[Collected data entries]

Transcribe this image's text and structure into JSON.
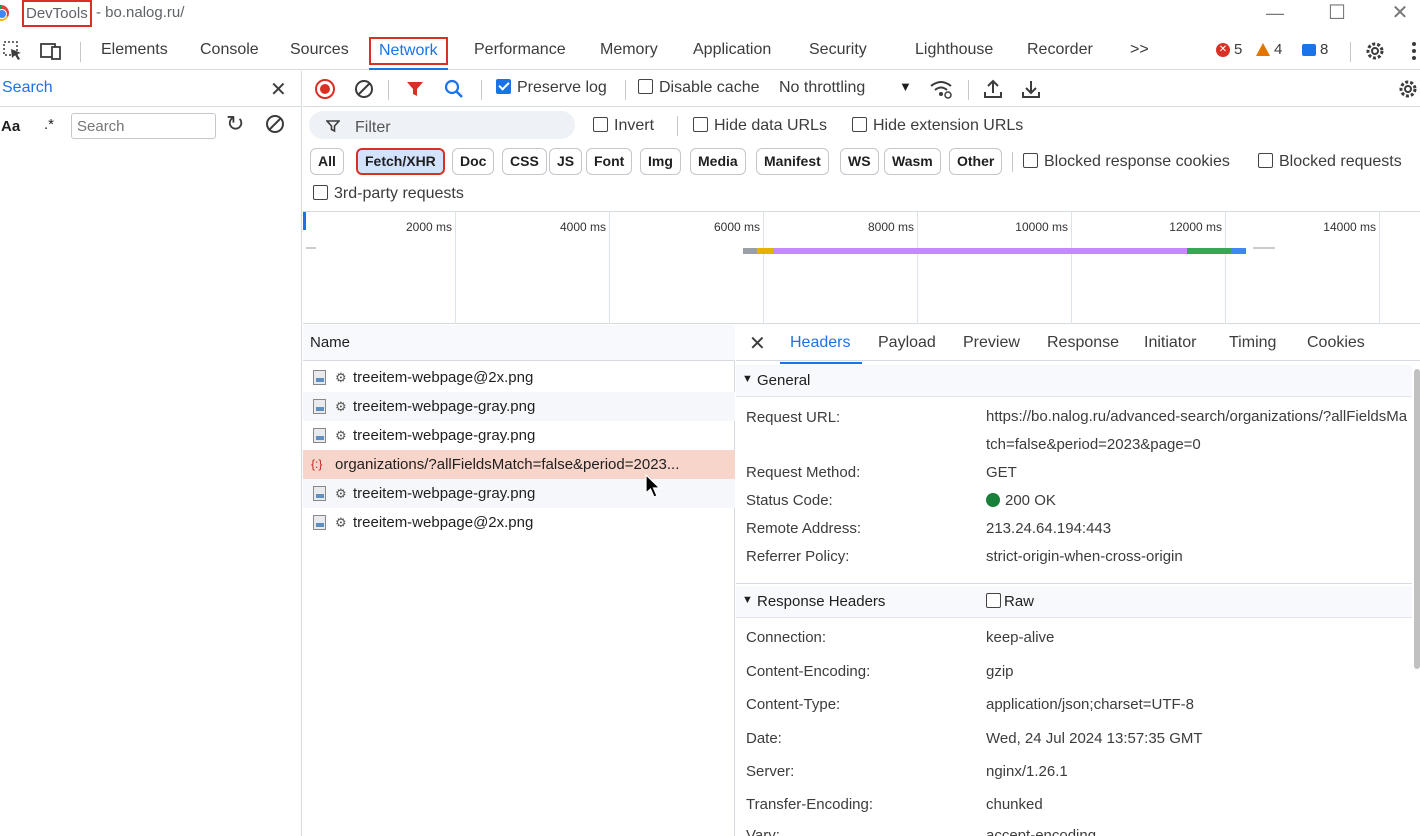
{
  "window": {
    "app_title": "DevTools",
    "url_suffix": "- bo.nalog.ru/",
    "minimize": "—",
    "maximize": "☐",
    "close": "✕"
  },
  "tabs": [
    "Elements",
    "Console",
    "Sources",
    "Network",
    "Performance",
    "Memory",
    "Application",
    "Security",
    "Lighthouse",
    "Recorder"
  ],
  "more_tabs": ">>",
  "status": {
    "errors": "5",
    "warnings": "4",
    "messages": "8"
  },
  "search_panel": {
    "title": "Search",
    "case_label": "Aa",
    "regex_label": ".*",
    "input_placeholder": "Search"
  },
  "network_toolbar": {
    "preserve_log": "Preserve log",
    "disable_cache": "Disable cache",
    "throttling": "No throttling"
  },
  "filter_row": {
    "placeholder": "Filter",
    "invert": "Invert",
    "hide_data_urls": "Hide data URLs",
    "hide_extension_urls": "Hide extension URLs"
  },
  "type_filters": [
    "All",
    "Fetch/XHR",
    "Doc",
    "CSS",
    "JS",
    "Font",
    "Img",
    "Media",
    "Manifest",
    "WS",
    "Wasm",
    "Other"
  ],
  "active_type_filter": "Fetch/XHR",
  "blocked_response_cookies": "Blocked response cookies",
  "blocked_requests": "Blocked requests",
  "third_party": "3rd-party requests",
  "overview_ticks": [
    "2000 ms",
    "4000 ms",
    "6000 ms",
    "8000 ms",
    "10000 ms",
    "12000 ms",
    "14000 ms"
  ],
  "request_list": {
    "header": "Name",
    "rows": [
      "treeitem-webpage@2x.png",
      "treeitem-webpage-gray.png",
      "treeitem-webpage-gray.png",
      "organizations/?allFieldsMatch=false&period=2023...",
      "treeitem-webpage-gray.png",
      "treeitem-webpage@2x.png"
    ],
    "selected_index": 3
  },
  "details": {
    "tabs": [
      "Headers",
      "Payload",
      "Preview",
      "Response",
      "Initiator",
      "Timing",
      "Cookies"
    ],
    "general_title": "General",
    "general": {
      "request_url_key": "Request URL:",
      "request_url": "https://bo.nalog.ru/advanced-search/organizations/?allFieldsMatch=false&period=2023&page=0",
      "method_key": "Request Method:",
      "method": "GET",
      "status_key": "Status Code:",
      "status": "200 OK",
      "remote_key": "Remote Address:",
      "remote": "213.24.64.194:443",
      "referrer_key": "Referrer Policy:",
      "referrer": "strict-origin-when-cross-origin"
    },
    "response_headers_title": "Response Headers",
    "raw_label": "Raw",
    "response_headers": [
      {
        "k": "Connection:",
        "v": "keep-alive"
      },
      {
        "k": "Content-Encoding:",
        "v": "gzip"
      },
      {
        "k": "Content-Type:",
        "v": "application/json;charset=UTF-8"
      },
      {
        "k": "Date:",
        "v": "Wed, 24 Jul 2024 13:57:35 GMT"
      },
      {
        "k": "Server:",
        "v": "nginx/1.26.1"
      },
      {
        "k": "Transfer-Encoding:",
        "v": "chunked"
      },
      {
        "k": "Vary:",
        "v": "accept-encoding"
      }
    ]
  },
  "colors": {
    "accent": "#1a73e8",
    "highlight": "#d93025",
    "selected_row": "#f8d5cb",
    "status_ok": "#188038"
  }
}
---
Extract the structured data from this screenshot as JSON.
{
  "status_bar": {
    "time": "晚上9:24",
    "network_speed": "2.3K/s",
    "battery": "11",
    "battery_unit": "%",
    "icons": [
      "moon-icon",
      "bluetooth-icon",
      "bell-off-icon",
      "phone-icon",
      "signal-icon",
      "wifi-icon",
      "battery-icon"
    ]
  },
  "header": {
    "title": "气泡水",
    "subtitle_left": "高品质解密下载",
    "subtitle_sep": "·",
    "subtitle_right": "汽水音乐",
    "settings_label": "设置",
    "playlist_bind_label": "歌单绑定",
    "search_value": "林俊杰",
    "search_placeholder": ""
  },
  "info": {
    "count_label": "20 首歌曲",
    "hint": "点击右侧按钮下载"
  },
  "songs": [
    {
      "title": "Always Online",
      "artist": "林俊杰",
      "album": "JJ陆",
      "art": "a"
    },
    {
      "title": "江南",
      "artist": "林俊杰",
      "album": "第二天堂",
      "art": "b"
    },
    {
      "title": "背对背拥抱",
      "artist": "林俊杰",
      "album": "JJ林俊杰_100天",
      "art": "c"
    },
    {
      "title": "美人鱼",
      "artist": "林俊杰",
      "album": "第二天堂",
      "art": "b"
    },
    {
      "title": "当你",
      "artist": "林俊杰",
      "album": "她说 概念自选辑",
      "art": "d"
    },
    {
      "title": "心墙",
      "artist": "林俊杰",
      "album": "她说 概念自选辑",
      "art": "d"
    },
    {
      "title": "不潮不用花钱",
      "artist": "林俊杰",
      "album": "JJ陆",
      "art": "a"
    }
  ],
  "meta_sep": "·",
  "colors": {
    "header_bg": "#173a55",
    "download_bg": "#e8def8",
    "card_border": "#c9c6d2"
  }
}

§ **Work required**
Count the lines in the records above that contain the word "allFieldsMatch", and reply with only that number.

§ **Solution**
2